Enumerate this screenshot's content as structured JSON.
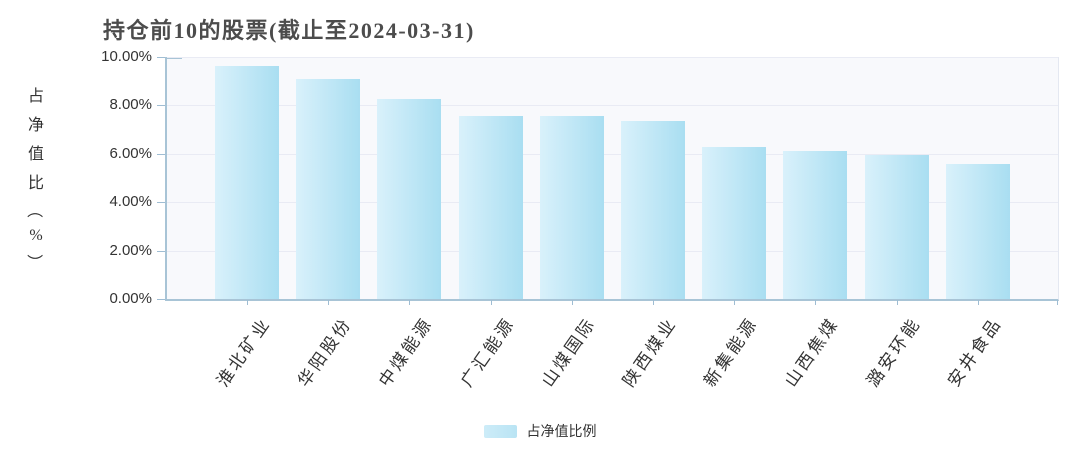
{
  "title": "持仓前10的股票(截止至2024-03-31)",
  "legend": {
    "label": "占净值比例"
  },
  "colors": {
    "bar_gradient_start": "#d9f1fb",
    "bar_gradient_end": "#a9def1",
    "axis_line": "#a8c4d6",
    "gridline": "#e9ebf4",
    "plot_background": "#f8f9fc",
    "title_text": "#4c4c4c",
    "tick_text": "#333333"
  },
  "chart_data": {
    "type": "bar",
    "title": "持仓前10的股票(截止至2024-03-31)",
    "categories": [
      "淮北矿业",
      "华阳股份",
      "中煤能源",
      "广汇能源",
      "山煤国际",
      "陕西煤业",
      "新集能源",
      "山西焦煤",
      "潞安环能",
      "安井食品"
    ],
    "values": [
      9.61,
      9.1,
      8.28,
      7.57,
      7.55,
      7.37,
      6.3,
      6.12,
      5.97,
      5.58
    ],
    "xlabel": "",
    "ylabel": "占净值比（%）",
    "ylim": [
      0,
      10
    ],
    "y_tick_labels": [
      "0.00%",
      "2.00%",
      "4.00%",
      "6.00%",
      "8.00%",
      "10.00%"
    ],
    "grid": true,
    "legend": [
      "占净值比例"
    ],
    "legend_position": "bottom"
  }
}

+ + + +

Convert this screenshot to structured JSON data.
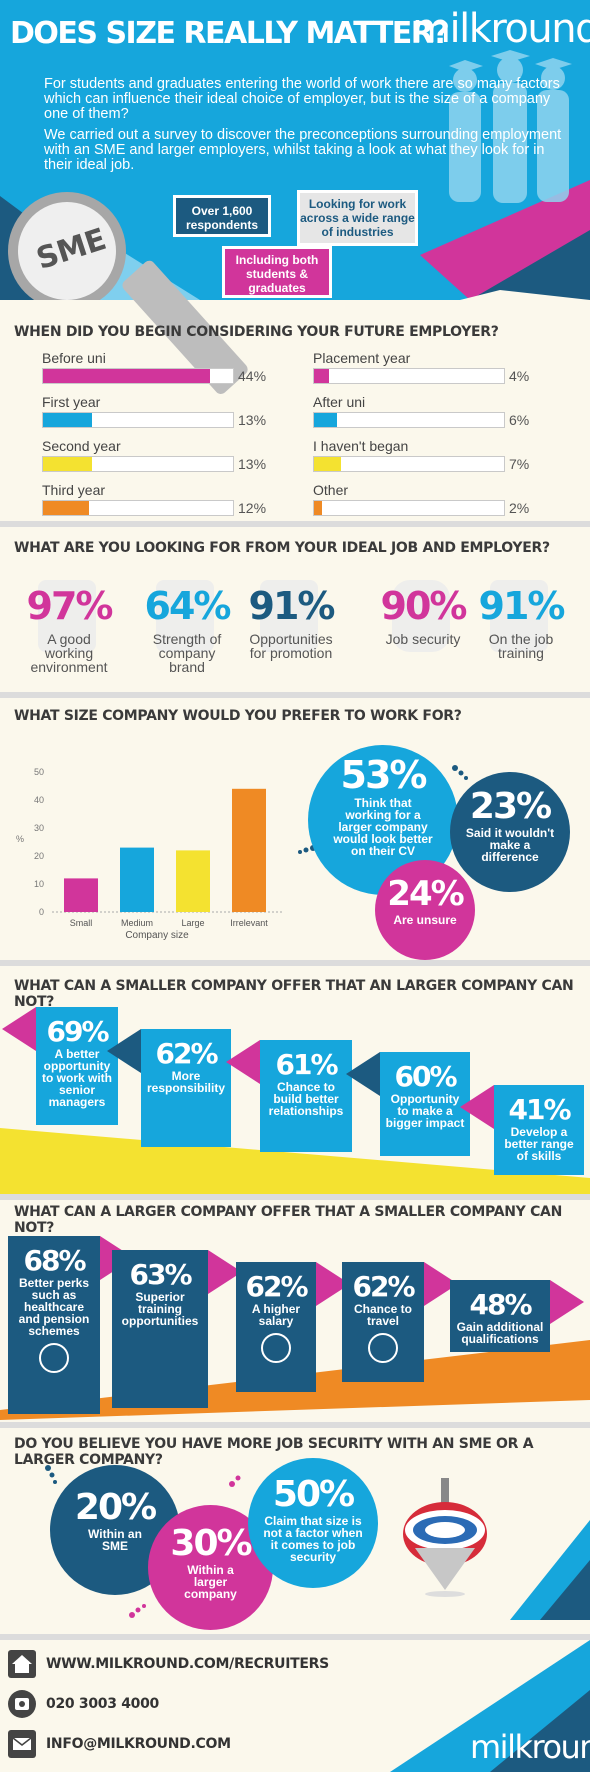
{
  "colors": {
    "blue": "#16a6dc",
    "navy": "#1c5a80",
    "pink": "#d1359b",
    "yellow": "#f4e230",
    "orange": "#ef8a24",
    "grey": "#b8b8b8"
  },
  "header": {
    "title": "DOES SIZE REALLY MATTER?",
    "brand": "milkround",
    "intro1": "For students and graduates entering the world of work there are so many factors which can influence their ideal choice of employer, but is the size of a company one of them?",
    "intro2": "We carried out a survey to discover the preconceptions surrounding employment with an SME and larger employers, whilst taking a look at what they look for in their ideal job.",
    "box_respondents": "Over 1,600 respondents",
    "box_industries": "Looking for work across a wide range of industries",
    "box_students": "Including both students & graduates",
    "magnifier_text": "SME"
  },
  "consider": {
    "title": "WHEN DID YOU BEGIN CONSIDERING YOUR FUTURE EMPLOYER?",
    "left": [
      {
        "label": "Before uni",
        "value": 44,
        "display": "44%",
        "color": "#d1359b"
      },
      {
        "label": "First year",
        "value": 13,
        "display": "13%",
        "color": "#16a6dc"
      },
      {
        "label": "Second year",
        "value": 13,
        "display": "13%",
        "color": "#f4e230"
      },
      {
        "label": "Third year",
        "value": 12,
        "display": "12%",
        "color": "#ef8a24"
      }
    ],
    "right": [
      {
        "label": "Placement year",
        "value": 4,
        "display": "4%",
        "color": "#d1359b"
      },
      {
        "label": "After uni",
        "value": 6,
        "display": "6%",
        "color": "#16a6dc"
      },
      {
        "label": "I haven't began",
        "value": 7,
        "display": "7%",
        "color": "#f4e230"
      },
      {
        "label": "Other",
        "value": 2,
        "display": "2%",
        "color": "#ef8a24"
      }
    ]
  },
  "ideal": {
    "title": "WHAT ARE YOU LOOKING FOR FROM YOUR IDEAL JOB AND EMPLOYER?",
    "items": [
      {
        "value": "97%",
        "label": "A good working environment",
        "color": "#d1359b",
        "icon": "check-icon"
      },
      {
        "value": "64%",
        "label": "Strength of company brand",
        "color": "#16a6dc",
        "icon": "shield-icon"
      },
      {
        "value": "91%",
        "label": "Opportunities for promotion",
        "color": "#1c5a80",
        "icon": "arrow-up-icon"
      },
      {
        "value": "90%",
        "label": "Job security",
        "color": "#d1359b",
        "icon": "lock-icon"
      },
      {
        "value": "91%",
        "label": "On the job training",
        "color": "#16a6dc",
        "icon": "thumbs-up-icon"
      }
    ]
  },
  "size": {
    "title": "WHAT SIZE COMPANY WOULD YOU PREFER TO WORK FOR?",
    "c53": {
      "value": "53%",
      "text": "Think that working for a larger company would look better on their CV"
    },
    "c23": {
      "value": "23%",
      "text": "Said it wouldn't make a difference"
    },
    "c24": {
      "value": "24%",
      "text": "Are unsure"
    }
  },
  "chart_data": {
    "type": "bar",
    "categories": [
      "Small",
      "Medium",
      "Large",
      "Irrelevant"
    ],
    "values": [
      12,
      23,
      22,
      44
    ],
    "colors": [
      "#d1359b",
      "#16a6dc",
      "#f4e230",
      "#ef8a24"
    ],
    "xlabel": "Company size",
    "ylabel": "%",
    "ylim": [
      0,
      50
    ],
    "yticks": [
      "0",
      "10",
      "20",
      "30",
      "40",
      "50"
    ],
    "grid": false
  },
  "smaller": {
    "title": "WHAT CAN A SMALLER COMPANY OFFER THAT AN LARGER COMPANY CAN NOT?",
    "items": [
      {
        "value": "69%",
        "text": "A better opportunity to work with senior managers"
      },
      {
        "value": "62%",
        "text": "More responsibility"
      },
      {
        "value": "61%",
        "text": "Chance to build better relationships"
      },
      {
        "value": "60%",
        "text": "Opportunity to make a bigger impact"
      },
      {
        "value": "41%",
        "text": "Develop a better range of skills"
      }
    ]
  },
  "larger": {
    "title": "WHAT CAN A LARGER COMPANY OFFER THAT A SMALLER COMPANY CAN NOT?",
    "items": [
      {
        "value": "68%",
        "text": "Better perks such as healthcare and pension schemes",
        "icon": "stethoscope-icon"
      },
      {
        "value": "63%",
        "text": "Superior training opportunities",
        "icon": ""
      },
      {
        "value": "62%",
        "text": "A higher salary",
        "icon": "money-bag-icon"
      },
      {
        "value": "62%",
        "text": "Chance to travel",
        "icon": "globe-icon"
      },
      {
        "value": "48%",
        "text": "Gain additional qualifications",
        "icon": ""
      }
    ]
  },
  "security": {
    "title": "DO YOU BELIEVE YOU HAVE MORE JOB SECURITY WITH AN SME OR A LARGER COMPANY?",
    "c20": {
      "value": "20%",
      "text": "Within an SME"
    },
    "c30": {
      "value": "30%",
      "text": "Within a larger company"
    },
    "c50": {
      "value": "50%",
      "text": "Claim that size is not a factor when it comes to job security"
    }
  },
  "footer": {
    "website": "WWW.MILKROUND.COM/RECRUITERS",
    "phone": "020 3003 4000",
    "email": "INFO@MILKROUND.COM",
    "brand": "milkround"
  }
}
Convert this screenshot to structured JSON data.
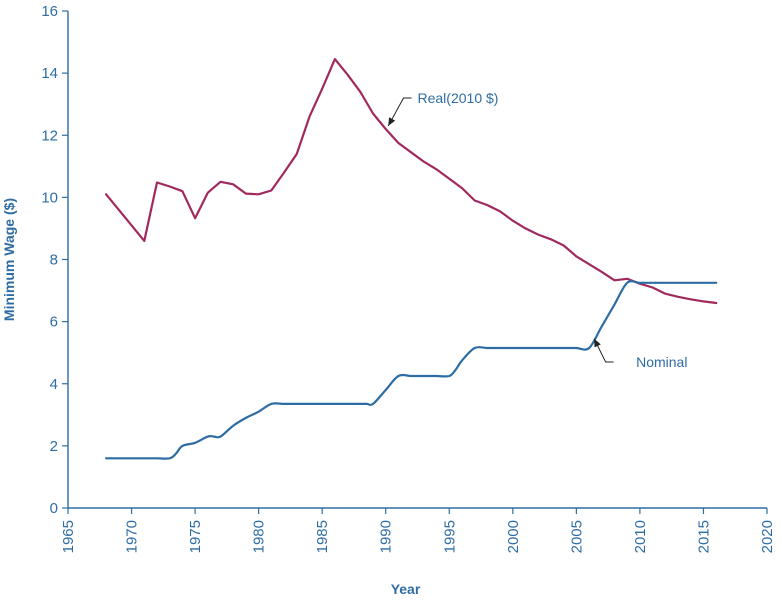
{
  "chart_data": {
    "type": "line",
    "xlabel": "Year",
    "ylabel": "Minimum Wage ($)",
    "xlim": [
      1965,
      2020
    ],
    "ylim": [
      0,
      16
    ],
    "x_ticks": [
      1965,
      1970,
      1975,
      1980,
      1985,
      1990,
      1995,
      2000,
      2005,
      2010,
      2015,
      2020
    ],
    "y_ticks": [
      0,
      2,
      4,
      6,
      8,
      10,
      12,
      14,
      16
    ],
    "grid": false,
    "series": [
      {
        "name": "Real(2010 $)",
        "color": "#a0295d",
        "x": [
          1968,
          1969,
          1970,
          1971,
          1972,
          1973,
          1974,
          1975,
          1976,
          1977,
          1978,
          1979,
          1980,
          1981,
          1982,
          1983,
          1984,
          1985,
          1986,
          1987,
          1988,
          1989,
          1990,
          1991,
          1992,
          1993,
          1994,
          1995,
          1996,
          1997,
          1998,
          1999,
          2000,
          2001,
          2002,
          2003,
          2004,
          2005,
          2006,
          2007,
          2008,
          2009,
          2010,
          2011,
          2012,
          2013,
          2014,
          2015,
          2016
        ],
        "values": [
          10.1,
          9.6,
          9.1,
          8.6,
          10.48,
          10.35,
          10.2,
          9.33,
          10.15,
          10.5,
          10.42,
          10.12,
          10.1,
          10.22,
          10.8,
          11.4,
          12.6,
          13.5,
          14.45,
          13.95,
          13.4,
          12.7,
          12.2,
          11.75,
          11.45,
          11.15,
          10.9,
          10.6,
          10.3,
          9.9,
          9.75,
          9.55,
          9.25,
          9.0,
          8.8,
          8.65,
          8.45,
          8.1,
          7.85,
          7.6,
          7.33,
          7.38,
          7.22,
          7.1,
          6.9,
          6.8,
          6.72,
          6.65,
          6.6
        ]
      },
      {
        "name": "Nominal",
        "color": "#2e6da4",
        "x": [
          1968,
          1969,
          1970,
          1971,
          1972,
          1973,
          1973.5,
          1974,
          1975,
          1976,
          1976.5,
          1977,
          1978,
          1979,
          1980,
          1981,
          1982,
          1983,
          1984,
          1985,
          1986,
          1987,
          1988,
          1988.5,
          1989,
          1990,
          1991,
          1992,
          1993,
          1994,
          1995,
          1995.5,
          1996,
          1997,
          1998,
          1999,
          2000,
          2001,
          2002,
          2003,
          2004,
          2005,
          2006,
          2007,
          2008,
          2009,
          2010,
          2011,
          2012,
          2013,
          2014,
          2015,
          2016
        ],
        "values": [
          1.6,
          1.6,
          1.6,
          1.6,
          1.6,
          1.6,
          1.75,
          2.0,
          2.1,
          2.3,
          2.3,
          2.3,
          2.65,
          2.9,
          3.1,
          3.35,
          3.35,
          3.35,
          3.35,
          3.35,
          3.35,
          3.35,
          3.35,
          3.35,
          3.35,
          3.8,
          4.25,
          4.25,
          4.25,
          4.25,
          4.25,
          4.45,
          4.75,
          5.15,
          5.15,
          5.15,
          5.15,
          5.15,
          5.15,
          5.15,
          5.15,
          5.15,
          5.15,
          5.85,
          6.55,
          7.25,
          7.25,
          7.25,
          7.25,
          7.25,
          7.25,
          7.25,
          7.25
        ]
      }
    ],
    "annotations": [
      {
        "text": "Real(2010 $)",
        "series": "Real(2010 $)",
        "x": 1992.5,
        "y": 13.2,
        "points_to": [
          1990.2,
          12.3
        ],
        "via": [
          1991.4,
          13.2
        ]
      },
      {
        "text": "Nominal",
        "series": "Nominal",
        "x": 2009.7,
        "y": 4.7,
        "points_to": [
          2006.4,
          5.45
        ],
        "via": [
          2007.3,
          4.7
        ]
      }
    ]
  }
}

+ + + +

Work to be completed ▸
Find how many lines of the material carry the string "display". Only the number should be in the answer.

Response for this exercise ▸
8